TASK DIRECTIONS: Across the material below, how many lines contain the word "säännöllisen"? Give only the number.

EXTRACTED MATERIAL:
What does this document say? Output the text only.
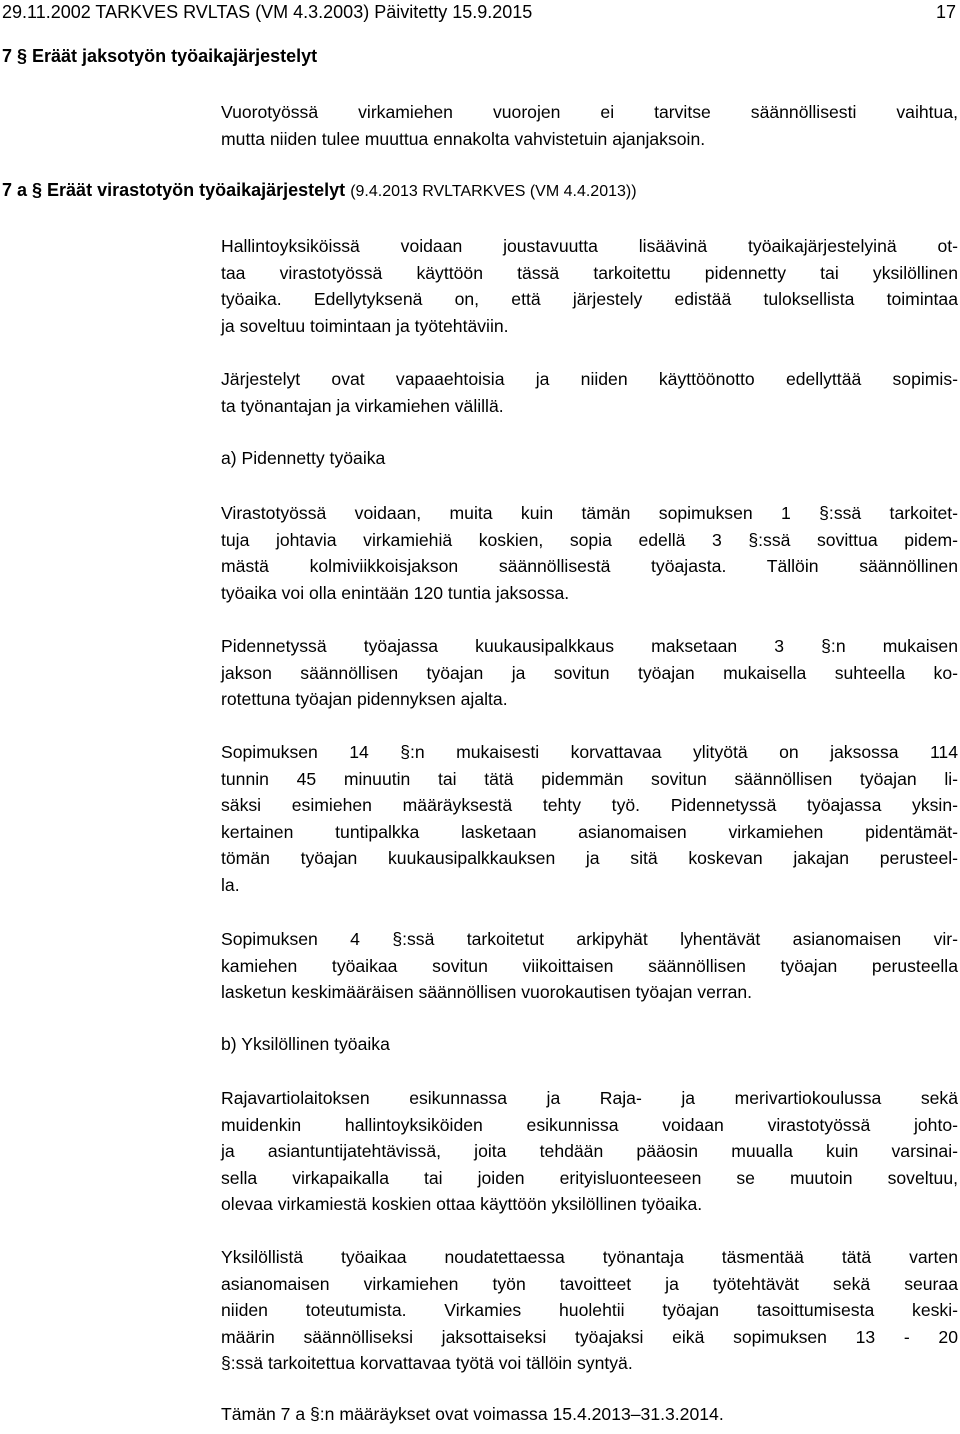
29.11.2002 TARKVES RVLTAS (VM 4.3.2003) Päivitetty 15.9.2015	17
7 § Eräät jaksotyön työaikajärjestelyt

Vuorotyössä virkamiehen vuorojen ei tarvitse säännöllisesti vaihtua,
mutta niiden tulee muuttua ennakolta vahvistetuin ajanjaksoin.

7 a § Eräät virastotyön työaikajärjestelyt (9.4.2013 RVLTARKVES (VM 4.4.2013))

Hallintoyksiköissä voidaan joustavuutta lisäävinä työaikajärjestelyinä ot-
taa virastotyössä käyttöön tässä tarkoitettu pidennetty tai yksilöllinen
työaika. Edellytyksenä on, että järjestely edistää tuloksellista toimintaa
ja soveltuu toimintaan ja työtehtäviin.

Järjestelyt ovat vapaaehtoisia ja niiden käyttöönotto edellyttää sopimis-
ta työnantajan ja virkamiehen välillä.

a) Pidennetty työaika

Virastotyössä voidaan, muita kuin tämän sopimuksen 1 §:ssä tarkoitet-
tuja johtavia virkamiehiä koskien, sopia edellä 3 §:ssä sovittua pidem-
mästä kolmiviikkoisjakson säännöllisestä työajasta. Tällöin säännöllinen
työaika voi olla enintään 120 tuntia jaksossa.

Pidennetyssä työajassa kuukausipalkkaus maksetaan 3 §:n mukaisen
jakson säännöllisen työajan ja sovitun työajan mukaisella suhteella ko-
rotettuna työajan pidennyksen ajalta.

Sopimuksen 14 §:n mukaisesti korvattavaa ylityötä on jaksossa 114
tunnin 45 minuutin tai tätä pidemmän sovitun säännöllisen työajan li-
säksi esimiehen määräyksestä tehty työ. Pidennetyssä työajassa yksin-
kertainen tuntipalkka lasketaan asianomaisen virkamiehen pidentämät-
tömän työajan kuukausipalkkauksen ja sitä koskevan jakajan perusteel-
la.

Sopimuksen 4 §:ssä tarkoitetut arkipyhät lyhentävät asianomaisen vir-
kamiehen työaikaa sovitun viikoittaisen säännöllisen työajan perusteella
lasketun keskimääräisen säännöllisen vuorokautisen työajan verran.

b) Yksilöllinen työaika

Rajavartiolaitoksen esikunnassa ja Raja- ja merivartiokoulussa sekä
muidenkin hallintoyksiköiden esikunnissa voidaan virastotyössä johto-
ja asiantuntijatehtävissä, joita tehdään pääosin muualla kuin varsinai-
sella virkapaikalla tai joiden erityisluonteeseen se muutoin soveltuu,
olevaa virkamiestä koskien ottaa käyttöön yksilöllinen työaika.

Yksilöllistä työaikaa noudatettaessa työnantaja täsmentää tätä varten
asianomaisen virkamiehen työn tavoitteet ja työtehtävät sekä seuraa
niiden toteutumista. Virkamies huolehtii työajan tasoittumisesta keski-
määrin säännölliseksi jaksottaiseksi työajaksi eikä sopimuksen 13 - 20
§:ssä tarkoitettua korvattavaa työtä voi tällöin syntyä.

Tämän 7 a §:n määräykset ovat voimassa 15.4.2013–31.3.2014.
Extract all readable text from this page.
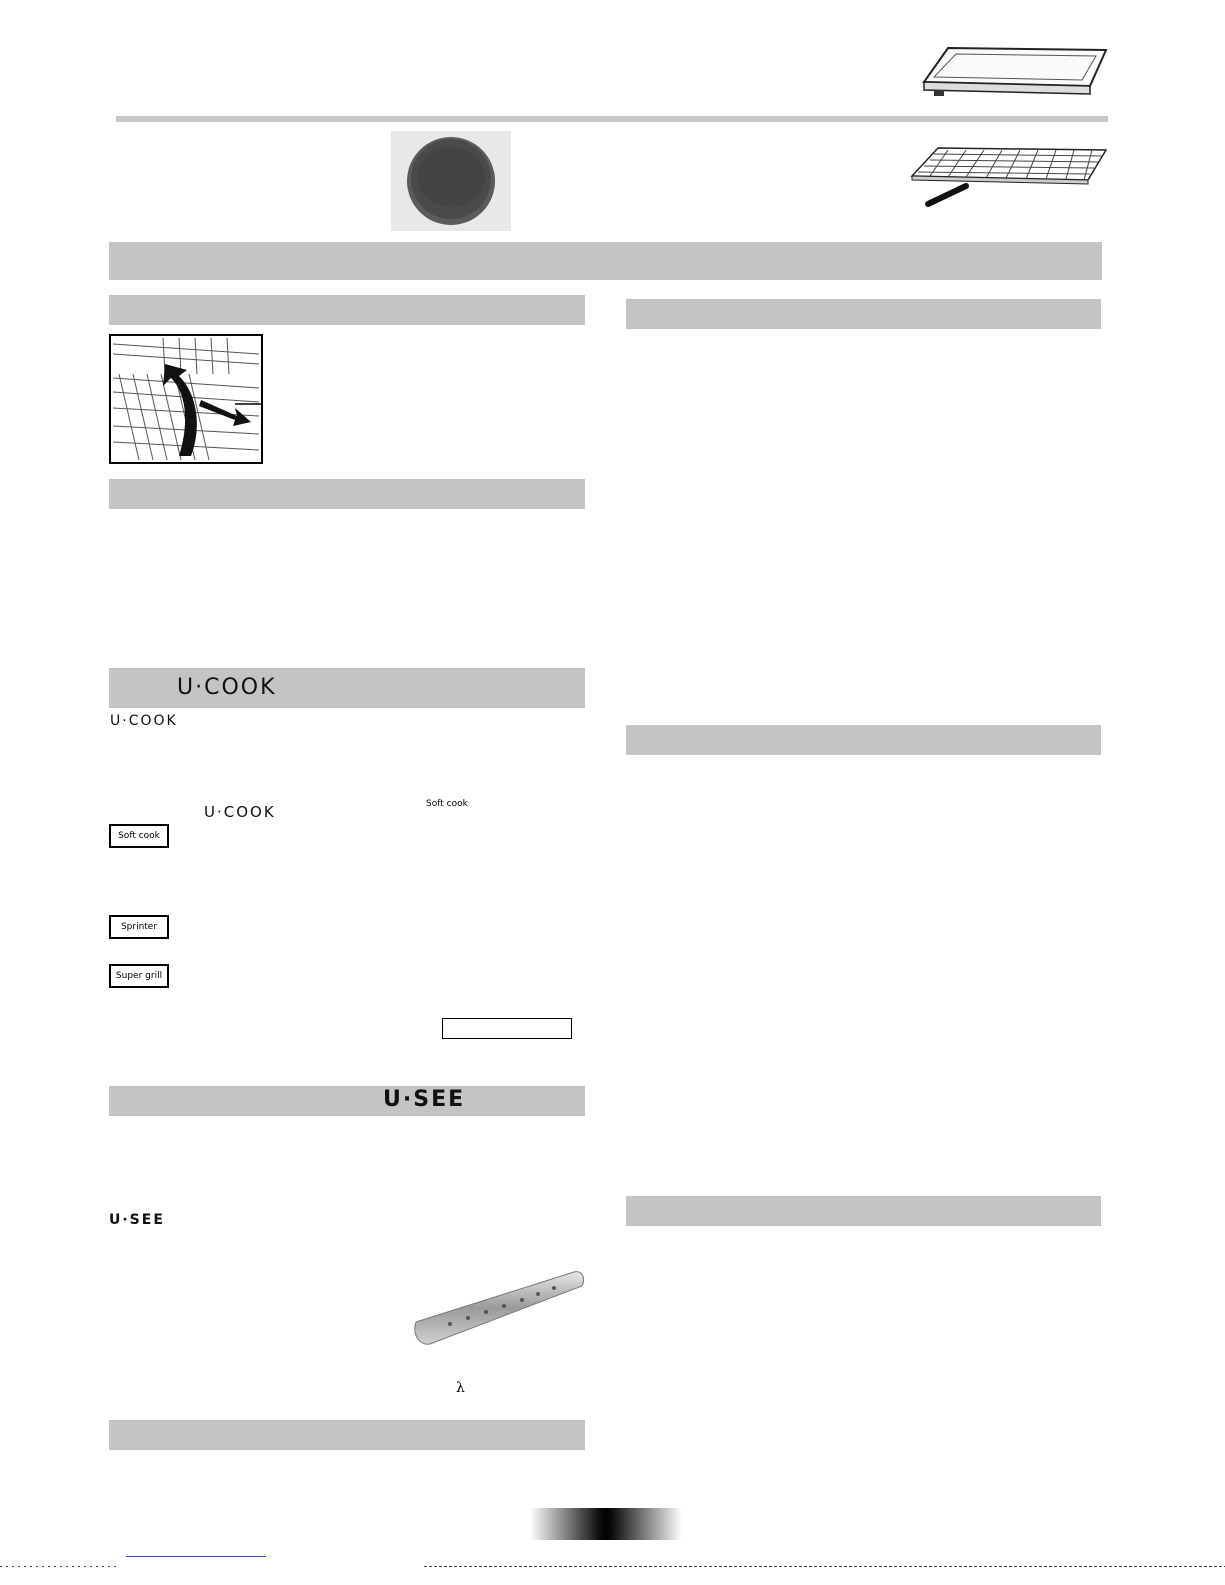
U·COOK
U·COOK
U·COOK	Soft cook
Soft cook
Sprinter
Super grill
U·SEE
U·SEE
λ
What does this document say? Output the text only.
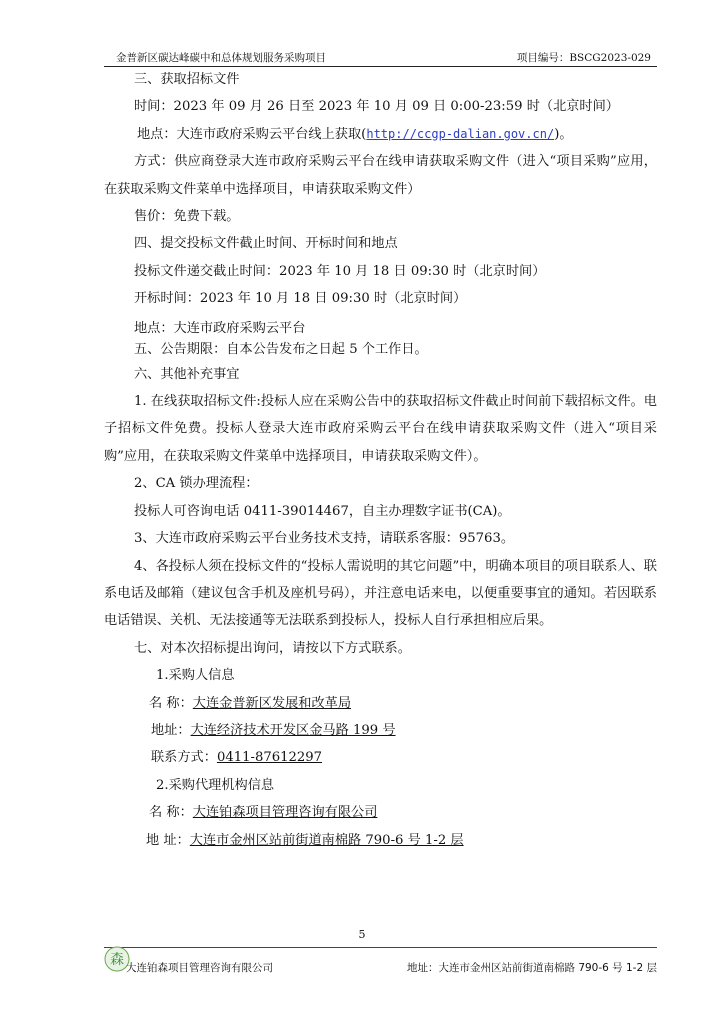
金普新区碳达峰碳中和总体规划服务采购项目	项目编号：BSCG2023-029
三、获取招标文件
时间：2023 年 09 月 26 日至 2023 年 10 月 09 日 0:00-23:59 时（北京时间）
地点：大连市政府采购云平台线上获取(http://ccgp-dalian.gov.cn/)。
方式：供应商登录大连市政府采购云平台在线申请获取采购文件（进入“项目采购”应用，在获取采购文件菜单中选择项目，申请获取采购文件）
售价：免费下载。
四、提交投标文件截止时间、开标时间和地点
投标文件递交截止时间：2023 年 10 月 18 日 09:30 时（北京时间）
开标时间：2023 年 10 月 18 日 09:30 时（北京时间）
地点：大连市政府采购云平台
五、公告期限：自本公告发布之日起 5 个工作日。
六、其他补充事宜
1. 在线获取招标文件:投标人应在采购公告中的获取招标文件截止时间前下载招标文件。电子招标文件免费。投标人登录大连市政府采购云平台在线申请获取采购文件（进入“项目采购”应用，在获取采购文件菜单中选择项目，申请获取采购文件）。
2、CA 锁办理流程：
投标人可咨询电话 0411-39014467，自主办理数字证书(CA)。
3、大连市政府采购云平台业务技术支持，请联系客服：95763。
4、各投标人须在投标文件的“投标人需说明的其它问题”中，明确本项目的项目联系人、联系电话及邮箱（建议包含手机及座机号码），并注意电话来电，以便重要事宜的通知。若因联系电话错误、关机、无法接通等无法联系到投标人，投标人自行承担相应后果。
七、对本次招标提出询问，请按以下方式联系。
1.采购人信息
名 称：大连金普新区发展和改革局
地址：大连经济技术开发区金马路 199 号
联系方式：0411-87612297
2.采购代理机构信息
名 称：大连铂森项目管理咨询有限公司
地 址：大连市金州区站前街道南棉路 790-6 号 1-2 层
5
森 大连铂森项目管理咨询有限公司	地址：大连市金州区站前街道南棉路 790-6 号 1-2 层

COMPLETE RESPONSE: 4